• [选读原文]
□ □ □ □ □ □ □

臣前所为《谨始》五箴献诸陛下,盖虑是也。
人之一身本与天通,天人相与之际可不畏哉!
《书·金滕》之篇又载成王周公之事,王初惑于流言而疑公,时秋大熟,禾穫,天大雷雹以风,禾尽偃,大木斯拔,邦人大恐。
及王悔过,执书以泣曰:「今天动威以彰周公之德,不敢复有疑于公」。
天乃雨,反风,偃禾尽起,岁仍大熟。
成王之心疑信周公,而天之所应速于反掌,又以见天人之际,其速如此也。
《诗》曰:「天方荐瘥,丧乱孔多。
民言无嘉,憯莫惩嗟」。
荐瘥谓疾苦不一也;
疾苦丧乱之多,而曾莫之惩,则可嗟也。
又曰:「烨烨震电,不宁不令。
百川沸腾,山冢崒崩。
高岸为谷,深谷为陵。
哀今之人,胡憯莫惩」。
言天地之变异乃尔,胡为而曾莫之惩,是令人之可哀也。
又曰:「旻天疾威,弗虑弗图」。
言天降灾疾威怒,而弗虑图,则亦丧败而已矣。
又曰:「敬天之怒,无敢戏豫。
敬天之渝,无敢驰驱」。

□ □ □ □ □ □ □

• [数据节选]
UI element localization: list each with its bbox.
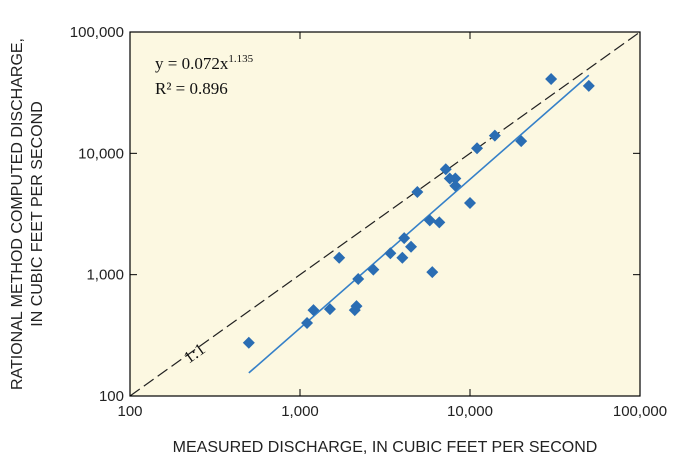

□ □ □ □ □ □ □

• [任务说明] 把选读原文中的这句话译成英文:“天乃雨,反风,偃禾尽起,岁仍大熟。”

• [书面回答] Then heaven sent rain, the wind turned back, the flattened grain all rose again, and the year still brought a great harvest.